Stated task » Copy every line below word for word, leaving the pictures out.

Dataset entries
* Begin *

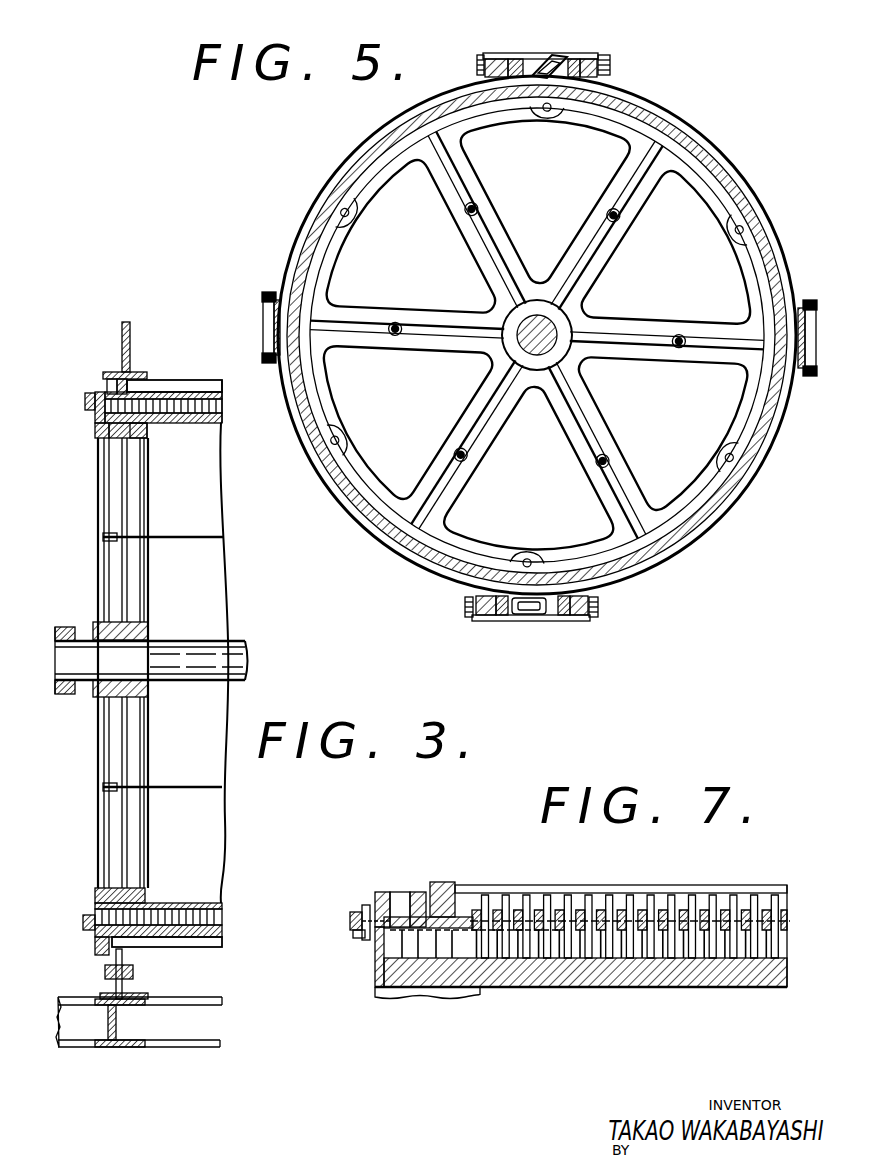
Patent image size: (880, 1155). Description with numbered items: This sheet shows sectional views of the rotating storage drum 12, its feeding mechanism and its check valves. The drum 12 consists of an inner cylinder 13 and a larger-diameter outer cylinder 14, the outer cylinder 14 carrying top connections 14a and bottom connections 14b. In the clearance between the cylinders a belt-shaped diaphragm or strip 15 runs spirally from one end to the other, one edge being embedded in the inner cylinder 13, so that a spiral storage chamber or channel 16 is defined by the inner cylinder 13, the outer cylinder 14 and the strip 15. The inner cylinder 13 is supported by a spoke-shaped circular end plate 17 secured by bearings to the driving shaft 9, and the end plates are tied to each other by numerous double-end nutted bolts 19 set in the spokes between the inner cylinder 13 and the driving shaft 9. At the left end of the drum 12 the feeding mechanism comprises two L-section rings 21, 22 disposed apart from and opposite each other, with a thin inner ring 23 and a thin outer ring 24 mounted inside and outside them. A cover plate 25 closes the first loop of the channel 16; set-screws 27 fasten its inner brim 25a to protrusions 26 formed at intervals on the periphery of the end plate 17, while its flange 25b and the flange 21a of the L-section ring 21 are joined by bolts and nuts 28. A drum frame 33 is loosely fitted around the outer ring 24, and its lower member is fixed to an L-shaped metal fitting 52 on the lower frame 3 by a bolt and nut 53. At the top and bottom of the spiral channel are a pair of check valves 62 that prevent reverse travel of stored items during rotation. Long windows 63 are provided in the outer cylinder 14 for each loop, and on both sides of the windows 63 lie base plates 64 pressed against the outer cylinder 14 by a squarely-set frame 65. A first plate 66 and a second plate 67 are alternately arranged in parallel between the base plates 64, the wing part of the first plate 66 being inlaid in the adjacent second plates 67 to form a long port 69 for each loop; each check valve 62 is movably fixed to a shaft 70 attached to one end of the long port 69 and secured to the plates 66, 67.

In FIG. 3, the lower frame 3 is at (126, 1006).
In FIG. 5, the driving shaft 9 is at (534, 323).
In FIG. 3, the driving shaft 9 is at (191, 641).
In FIG. 3, the drum 12 is at (229, 412).
In FIG. 5, the inner cylinder 13 is at (716, 178).
In FIG. 3, the inner cylinder 13 is at (214, 421).
In FIG. 7, the inner cylinder 13 is at (688, 990).
In FIG. 5, the outer cylinder 14 is at (716, 152).
In FIG. 5, the top connections 14a is at (807, 380).
In FIG. 3, the top connections 14a is at (185, 384).
In FIG. 5, the bottom connections 14b is at (268, 323).
In FIG. 3, the bottom connections 14b is at (202, 948).
In FIG. 3, the diaphragm or strip 15 is at (186, 399).
In FIG. 7, the diaphragm or strip 15 is at (412, 958).
In FIG. 5, the storage chamber or channel 16 is at (740, 187).
In FIG. 3, the storage chamber or channel 16 is at (205, 410).
In FIG. 7, the storage chamber or channel 16 is at (470, 950).
In FIG. 5, the end plate 17 is at (670, 330).
In FIG. 3, the end plate 17 is at (122, 562).
In FIG. 5, the double-end nutted bolts 19 is at (476, 207).
In FIG. 3, the double-end nutted bolts 19 is at (190, 539).
In FIG. 3, the L-section ring 21 is at (106, 382).
In FIG. 7, the L-section ring 21 is at (378, 896).
In FIG. 3, the flange 21a is at (96, 404).
In FIG. 7, the flange 21a is at (363, 912).
In FIG. 3, the L-section ring 22 is at (124, 381).
In FIG. 7, the L-section ring 22 is at (421, 894).
In FIG. 3, the inner ring 23 is at (102, 437).
In FIG. 3, the outer ring 24 is at (112, 372).
In FIG. 7, the outer ring 24 is at (393, 893).
In FIG. 3, the cover plate 25 is at (86, 920).
In FIG. 7, the cover plate 25 is at (376, 990).
In FIG. 3, the inner brim 25a is at (96, 892).
In FIG. 3, the flange 25b is at (96, 428).
In FIG. 7, the flange 25b is at (372, 936).
In FIG. 3, the protrusions 26 is at (136, 458).
In FIG. 3, the set-screws 27 is at (142, 431).
In FIG. 3, the bolts and nuts 28 is at (88, 395).
In FIG. 7, the bolts and nuts 28 is at (350, 922).
In FIG. 3, the drum frame 33 is at (138, 336).
In FIG. 3, the L-shaped metal fitting 52 is at (140, 994).
In FIG. 3, the bolt and nut 53 is at (106, 968).
In FIG. 5, the check valve 62 is at (560, 60).
In FIG. 7, the check valve 62 is at (651, 898).
In FIG. 5, the long windows 63 is at (536, 78).
In FIG. 5, the base plates 64 is at (498, 56).
In FIG. 5, the squarely-set frame 65 is at (594, 60).
In FIG. 7, the first plate 66 is at (477, 908).
In FIG. 5, the second plate 67 is at (530, 64).
In FIG. 7, the second plate 67 is at (500, 908).
In FIG. 7, the long port 69 is at (704, 910).
In FIG. 7, the shaft 70 is at (788, 921).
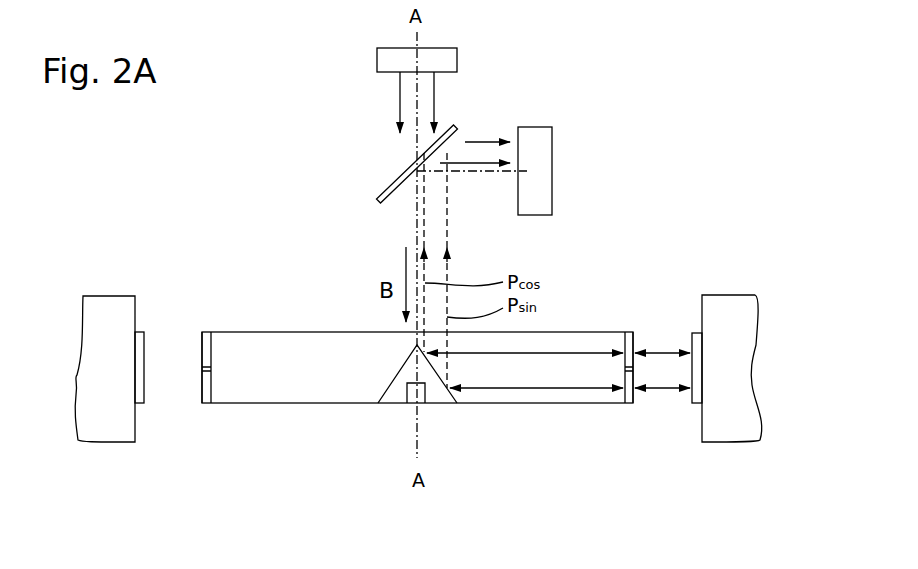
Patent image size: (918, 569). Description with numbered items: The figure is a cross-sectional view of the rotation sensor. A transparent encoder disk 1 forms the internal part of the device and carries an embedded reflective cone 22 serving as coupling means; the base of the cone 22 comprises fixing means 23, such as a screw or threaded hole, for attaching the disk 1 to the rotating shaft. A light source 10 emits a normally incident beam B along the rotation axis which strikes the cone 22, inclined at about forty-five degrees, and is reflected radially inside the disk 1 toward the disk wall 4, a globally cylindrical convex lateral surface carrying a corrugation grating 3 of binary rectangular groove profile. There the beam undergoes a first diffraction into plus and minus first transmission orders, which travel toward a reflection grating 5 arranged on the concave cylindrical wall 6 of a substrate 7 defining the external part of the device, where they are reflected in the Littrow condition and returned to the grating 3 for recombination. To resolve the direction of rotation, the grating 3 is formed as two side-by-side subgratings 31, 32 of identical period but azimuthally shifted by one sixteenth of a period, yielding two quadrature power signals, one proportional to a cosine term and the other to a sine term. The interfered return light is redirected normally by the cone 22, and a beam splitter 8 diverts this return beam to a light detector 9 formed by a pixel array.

The transparent encoder disk 1 is at (273, 392).
The corrugation grating 3 is at (202, 392).
The disk wall 4 is at (212, 340).
The reflection grating 5 is at (145, 353).
The wall of substrate 6 is at (137, 308).
The substrate 7 is at (725, 313).
The beam splitter 8 is at (457, 129).
The light detector 9 is at (553, 163).
The light source 10 is at (395, 53).
The reflective cone 22 is at (392, 398).
The fixing means 23 is at (410, 400).
The first subgrating 31 is at (638, 397).
The second subgrating 32 is at (638, 338).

* End *

Correct answer »
Patent image size: (880, 1155). Description with numbered items: This sheet shows sectional views of the rotating storage drum 12, its feeding mechanism and its check valves. The drum 12 consists of an inner cylinder 13 and a larger-diameter outer cylinder 14, the outer cylinder 14 carrying top connections 14a and bottom connections 14b. In the clearance between the cylinders a belt-shaped diaphragm or strip 15 runs spirally from one end to the other, one edge being embedded in the inner cylinder 13, so that a spiral storage chamber or channel 16 is defined by the inner cylinder 13, the outer cylinder 14 and the strip 15. The inner cylinder 13 is supported by a spoke-shaped circular end plate 17 secured by bearings to the driving shaft 9, and the end plates are tied to each other by numerous double-end nutted bolts 19 set in the spokes between the inner cylinder 13 and the driving shaft 9. At the left end of the drum 12 the feeding mechanism comprises two L-section rings 21, 22 disposed apart from and opposite each other, with a thin inner ring 23 and a thin outer ring 24 mounted inside and outside them. A cover plate 25 closes the first loop of the channel 16; set-screws 27 fasten its inner brim 25a to protrusions 26 formed at intervals on the periphery of the end plate 17, while its flange 25b and the flange 21a of the L-section ring 21 are joined by bolts and nuts 28. A drum frame 33 is loosely fitted around the outer ring 24, and its lower member is fixed to an L-shaped metal fitting 52 on the lower frame 3 by a bolt and nut 53. At the top and bottom of the spiral channel are a pair of check valves 62 that prevent reverse travel of stored items during rotation. Long windows 63 are provided in the outer cylinder 14 for each loop, and on both sides of the windows 63 lie base plates 64 pressed against the outer cylinder 14 by a squarely-set frame 65. A first plate 66 and a second plate 67 are alternately arranged in parallel between the base plates 64, the wing part of the first plate 66 being inlaid in the adjacent second plates 67 to form a long port 69 for each loop; each check valve 62 is movably fixed to a shaft 70 attached to one end of the long port 69 and secured to the plates 66, 67.

In FIG. 3, the lower frame 3 is at (126, 1006).
In FIG. 5, the driving shaft 9 is at (534, 323).
In FIG. 3, the driving shaft 9 is at (191, 641).
In FIG. 3, the drum 12 is at (229, 412).
In FIG. 5, the inner cylinder 13 is at (716, 178).
In FIG. 3, the inner cylinder 13 is at (214, 421).
In FIG. 7, the inner cylinder 13 is at (688, 990).
In FIG. 5, the outer cylinder 14 is at (716, 152).
In FIG. 5, the top connections 14a is at (807, 380).
In FIG. 3, the top connections 14a is at (185, 384).
In FIG. 5, the bottom connections 14b is at (268, 323).
In FIG. 3, the bottom connections 14b is at (202, 948).
In FIG. 3, the diaphragm or strip 15 is at (186, 399).
In FIG. 7, the diaphragm or strip 15 is at (412, 958).
In FIG. 5, the storage chamber or channel 16 is at (740, 187).
In FIG. 3, the storage chamber or channel 16 is at (205, 410).
In FIG. 7, the storage chamber or channel 16 is at (470, 950).
In FIG. 5, the end plate 17 is at (670, 330).
In FIG. 3, the end plate 17 is at (122, 562).
In FIG. 5, the double-end nutted bolts 19 is at (476, 207).
In FIG. 3, the double-end nutted bolts 19 is at (190, 539).
In FIG. 3, the L-section ring 21 is at (106, 382).
In FIG. 7, the L-section ring 21 is at (378, 896).
In FIG. 3, the flange 21a is at (96, 404).
In FIG. 7, the flange 21a is at (363, 912).
In FIG. 3, the L-section ring 22 is at (124, 381).
In FIG. 7, the L-section ring 22 is at (421, 894).
In FIG. 3, the inner ring 23 is at (102, 437).
In FIG. 3, the outer ring 24 is at (112, 372).
In FIG. 7, the outer ring 24 is at (393, 893).
In FIG. 3, the cover plate 25 is at (86, 920).
In FIG. 7, the cover plate 25 is at (376, 990).
In FIG. 3, the inner brim 25a is at (96, 892).
In FIG. 3, the flange 25b is at (96, 428).
In FIG. 7, the flange 25b is at (372, 936).
In FIG. 3, the protrusions 26 is at (136, 458).
In FIG. 3, the set-screws 27 is at (142, 431).
In FIG. 3, the bolts and nuts 28 is at (88, 395).
In FIG. 7, the bolts and nuts 28 is at (350, 922).
In FIG. 3, the drum frame 33 is at (138, 336).
In FIG. 3, the L-shaped metal fitting 52 is at (140, 994).
In FIG. 3, the bolt and nut 53 is at (106, 968).
In FIG. 5, the check valve 62 is at (560, 60).
In FIG. 7, the check valve 62 is at (651, 898).
In FIG. 5, the long windows 63 is at (536, 78).
In FIG. 5, the base plates 64 is at (498, 56).
In FIG. 5, the squarely-set frame 65 is at (594, 60).
In FIG. 7, the first plate 66 is at (477, 908).
In FIG. 5, the second plate 67 is at (530, 64).
In FIG. 7, the second plate 67 is at (500, 908).
In FIG. 7, the long port 69 is at (704, 910).
In FIG. 7, the shaft 70 is at (788, 921).
Patent image size: (918, 569). Description with numbered items: The figure is a cross-sectional view of the rotation sensor. A transparent encoder disk 1 forms the internal part of the device and carries an embedded reflective cone 22 serving as coupling means; the base of the cone 22 comprises fixing means 23, such as a screw or threaded hole, for attaching the disk 1 to the rotating shaft. A light source 10 emits a normally incident beam B along the rotation axis which strikes the cone 22, inclined at about forty-five degrees, and is reflected radially inside the disk 1 toward the disk wall 4, a globally cylindrical convex lateral surface carrying a corrugation grating 3 of binary rectangular groove profile. There the beam undergoes a first diffraction into plus and minus first transmission orders, which travel toward a reflection grating 5 arranged on the concave cylindrical wall 6 of a substrate 7 defining the external part of the device, where they are reflected in the Littrow condition and returned to the grating 3 for recombination. To resolve the direction of rotation, the grating 3 is formed as two side-by-side subgratings 31, 32 of identical period but azimuthally shifted by one sixteenth of a period, yielding two quadrature power signals, one proportional to a cosine term and the other to a sine term. The interfered return light is redirected normally by the cone 22, and a beam splitter 8 diverts this return beam to a light detector 9 formed by a pixel array.

The transparent encoder disk 1 is at (273, 392).
The corrugation grating 3 is at (202, 392).
The disk wall 4 is at (212, 340).
The reflection grating 5 is at (145, 353).
The wall of substrate 6 is at (137, 308).
The substrate 7 is at (725, 313).
The beam splitter 8 is at (457, 129).
The light detector 9 is at (553, 163).
The light source 10 is at (395, 53).
The reflective cone 22 is at (392, 398).
The fixing means 23 is at (410, 400).
The first subgrating 31 is at (638, 397).
The second subgrating 32 is at (638, 338).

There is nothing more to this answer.